- **The records**:
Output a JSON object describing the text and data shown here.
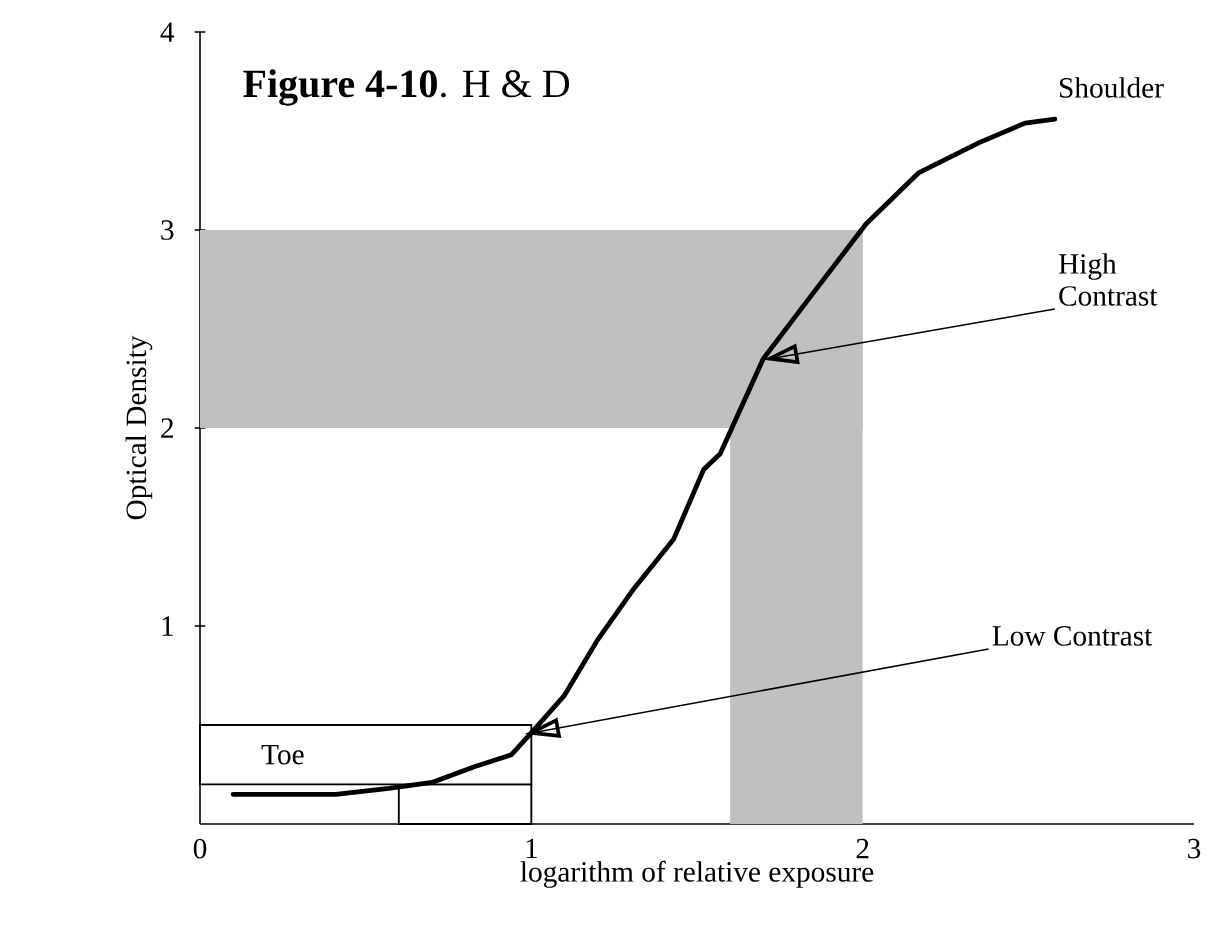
{
  "chart_data": {
    "type": "line",
    "title": "**Figure 4-10**.  H & D",
    "xlabel": "logarithm  of relative exposure",
    "ylabel": "Optical Density",
    "xlim": [
      0,
      3
    ],
    "ylim": [
      0,
      4
    ],
    "xticks": [
      0,
      1,
      2,
      3
    ],
    "yticks": [
      1,
      2,
      3,
      4
    ],
    "grid": false,
    "marker": "none",
    "line_style": "solid",
    "series": [
      {
        "color": "#000000",
        "x": [
          0.1,
          0.41,
          0.57,
          0.7,
          0.83,
          0.94,
          1.0,
          1.1,
          1.2,
          1.31,
          1.43,
          1.52,
          1.57,
          1.7,
          1.85,
          2.01,
          2.17,
          2.35,
          2.49,
          2.58
        ],
        "values": [
          0.15,
          0.15,
          0.18,
          0.21,
          0.29,
          0.35,
          0.46,
          0.65,
          0.93,
          1.19,
          1.44,
          1.79,
          1.87,
          2.35,
          2.68,
          3.03,
          3.29,
          3.44,
          3.54,
          3.56
        ]
      }
    ],
    "bands": [
      {
        "axis": "x",
        "from": 1.6,
        "to": 2.0,
        "color": "#c0c0c0"
      },
      {
        "axis": "y",
        "from": 2,
        "to": 3,
        "color": "#c0c0c0"
      },
      {
        "axis": "x",
        "from": 0.6,
        "to": 1.0,
        "color": "#ffffff"
      },
      {
        "axis": "y",
        "from": 0.2,
        "to": 0.5,
        "color": "#ffffff",
        "label": "Toe"
      }
    ],
    "annotations": [
      "Shoulder",
      {
        "text": "High Contrast",
        "x": 1.72,
        "y": 2.35
      },
      {
        "text": "Low Contrast",
        "x": 1.0,
        "y": 0.46
      }
    ]
  }
}
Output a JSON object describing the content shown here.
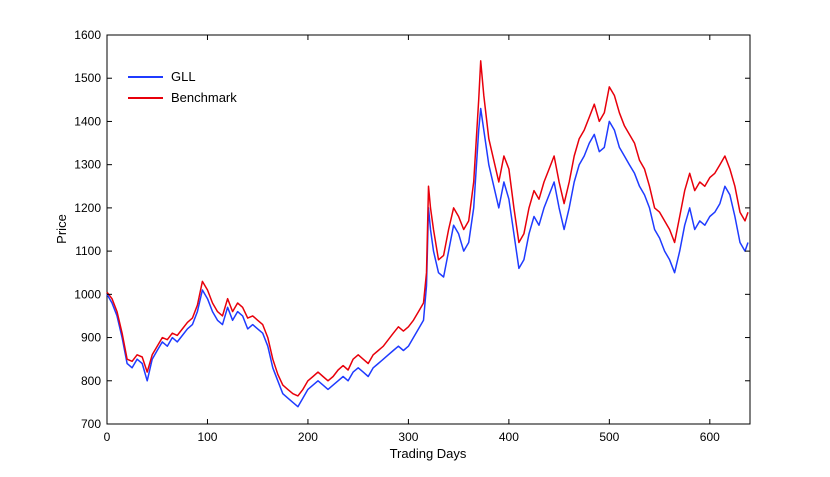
{
  "chart_data": {
    "type": "line",
    "title": "",
    "xlabel": "Trading Days",
    "ylabel": "Price",
    "xlim": [
      0,
      640
    ],
    "ylim": [
      700,
      1600
    ],
    "xticks": [
      0,
      100,
      200,
      300,
      400,
      500,
      600
    ],
    "yticks": [
      700,
      800,
      900,
      1000,
      1100,
      1200,
      1300,
      1400,
      1500,
      1600
    ],
    "grid": false,
    "legend": "top-left",
    "series": [
      {
        "name": "GLL",
        "color": "#1f3bff",
        "x": [
          0,
          5,
          10,
          15,
          20,
          25,
          30,
          35,
          40,
          45,
          50,
          55,
          60,
          65,
          70,
          75,
          80,
          85,
          90,
          95,
          100,
          105,
          110,
          115,
          120,
          125,
          130,
          135,
          140,
          145,
          150,
          155,
          160,
          165,
          170,
          175,
          180,
          185,
          190,
          195,
          200,
          205,
          210,
          215,
          220,
          225,
          230,
          235,
          240,
          245,
          250,
          255,
          260,
          265,
          270,
          275,
          280,
          285,
          290,
          295,
          300,
          305,
          310,
          315,
          318,
          320,
          322,
          325,
          330,
          335,
          340,
          345,
          350,
          355,
          360,
          365,
          370,
          372,
          375,
          380,
          385,
          390,
          395,
          400,
          405,
          410,
          415,
          420,
          425,
          430,
          435,
          440,
          445,
          450,
          455,
          460,
          465,
          470,
          475,
          480,
          485,
          490,
          495,
          500,
          505,
          510,
          515,
          520,
          525,
          530,
          535,
          540,
          545,
          550,
          555,
          560,
          565,
          570,
          575,
          580,
          585,
          590,
          595,
          600,
          605,
          610,
          615,
          620,
          625,
          630,
          635,
          638
        ],
        "y": [
          1000,
          980,
          950,
          900,
          840,
          830,
          850,
          840,
          800,
          850,
          870,
          890,
          880,
          900,
          890,
          905,
          920,
          930,
          960,
          1010,
          990,
          960,
          940,
          930,
          970,
          940,
          960,
          950,
          920,
          930,
          920,
          910,
          880,
          830,
          800,
          770,
          760,
          750,
          740,
          760,
          780,
          790,
          800,
          790,
          780,
          790,
          800,
          810,
          800,
          820,
          830,
          820,
          810,
          830,
          840,
          850,
          860,
          870,
          880,
          870,
          880,
          900,
          920,
          940,
          1020,
          1200,
          1150,
          1100,
          1050,
          1040,
          1100,
          1160,
          1140,
          1100,
          1120,
          1200,
          1380,
          1430,
          1380,
          1300,
          1250,
          1200,
          1260,
          1220,
          1140,
          1060,
          1080,
          1140,
          1180,
          1160,
          1200,
          1230,
          1260,
          1200,
          1150,
          1200,
          1260,
          1300,
          1320,
          1350,
          1370,
          1330,
          1340,
          1400,
          1380,
          1340,
          1320,
          1300,
          1280,
          1250,
          1230,
          1200,
          1150,
          1130,
          1100,
          1080,
          1050,
          1100,
          1160,
          1200,
          1150,
          1170,
          1160,
          1180,
          1190,
          1210,
          1250,
          1230,
          1180,
          1120,
          1100,
          1120
        ]
      },
      {
        "name": "Benchmark",
        "color": "#e8000b",
        "x": [
          0,
          5,
          10,
          15,
          20,
          25,
          30,
          35,
          40,
          45,
          50,
          55,
          60,
          65,
          70,
          75,
          80,
          85,
          90,
          95,
          100,
          105,
          110,
          115,
          120,
          125,
          130,
          135,
          140,
          145,
          150,
          155,
          160,
          165,
          170,
          175,
          180,
          185,
          190,
          195,
          200,
          205,
          210,
          215,
          220,
          225,
          230,
          235,
          240,
          245,
          250,
          255,
          260,
          265,
          270,
          275,
          280,
          285,
          290,
          295,
          300,
          305,
          310,
          315,
          318,
          320,
          322,
          325,
          330,
          335,
          340,
          345,
          350,
          355,
          360,
          365,
          370,
          372,
          375,
          380,
          385,
          390,
          395,
          400,
          405,
          410,
          415,
          420,
          425,
          430,
          435,
          440,
          445,
          450,
          455,
          460,
          465,
          470,
          475,
          480,
          485,
          490,
          495,
          500,
          505,
          510,
          515,
          520,
          525,
          530,
          535,
          540,
          545,
          550,
          555,
          560,
          565,
          570,
          575,
          580,
          585,
          590,
          595,
          600,
          605,
          610,
          615,
          620,
          625,
          630,
          635,
          638
        ],
        "y": [
          1005,
          990,
          960,
          910,
          850,
          845,
          860,
          855,
          820,
          860,
          880,
          900,
          895,
          910,
          905,
          920,
          935,
          945,
          975,
          1030,
          1010,
          980,
          960,
          950,
          990,
          960,
          980,
          970,
          945,
          950,
          940,
          930,
          900,
          850,
          815,
          790,
          780,
          770,
          765,
          780,
          800,
          810,
          820,
          810,
          800,
          810,
          825,
          835,
          825,
          850,
          860,
          850,
          840,
          860,
          870,
          880,
          895,
          910,
          925,
          915,
          925,
          940,
          960,
          980,
          1050,
          1250,
          1200,
          1150,
          1080,
          1090,
          1150,
          1200,
          1180,
          1150,
          1170,
          1260,
          1450,
          1540,
          1460,
          1360,
          1310,
          1260,
          1320,
          1290,
          1200,
          1120,
          1140,
          1200,
          1240,
          1220,
          1260,
          1290,
          1320,
          1260,
          1210,
          1260,
          1320,
          1360,
          1380,
          1410,
          1440,
          1400,
          1420,
          1480,
          1460,
          1420,
          1390,
          1370,
          1350,
          1310,
          1290,
          1250,
          1200,
          1190,
          1170,
          1150,
          1120,
          1180,
          1240,
          1280,
          1240,
          1260,
          1250,
          1270,
          1280,
          1300,
          1320,
          1290,
          1250,
          1190,
          1170,
          1190
        ]
      }
    ]
  }
}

- **Problem to work on**:
Using the material above, report each line where "Contrast" occurs.

- **Answer to this problem**:
        "text": "High Contrast",
        "text": "Low Contrast",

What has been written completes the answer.